• THE REQUEST:
Your task is to output all the records below, word for word.

• LISTING:
※ ※ ※

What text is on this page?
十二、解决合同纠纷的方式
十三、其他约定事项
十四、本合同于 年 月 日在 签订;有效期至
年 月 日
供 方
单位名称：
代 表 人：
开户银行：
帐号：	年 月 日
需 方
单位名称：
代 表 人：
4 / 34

※ ※ ※

• OUTPUT FOR THIS TASK:
What text is on this page?
十二、解决合同纠纷的方式
十三、其他约定事项
十四、本合同于 年 月 日在 签订;有效期至
年 月 日
供 方
单位名称：
代 表 人：
开户银行：
帐号：	年 月 日
需 方
单位名称：
代 表 人：
4 / 34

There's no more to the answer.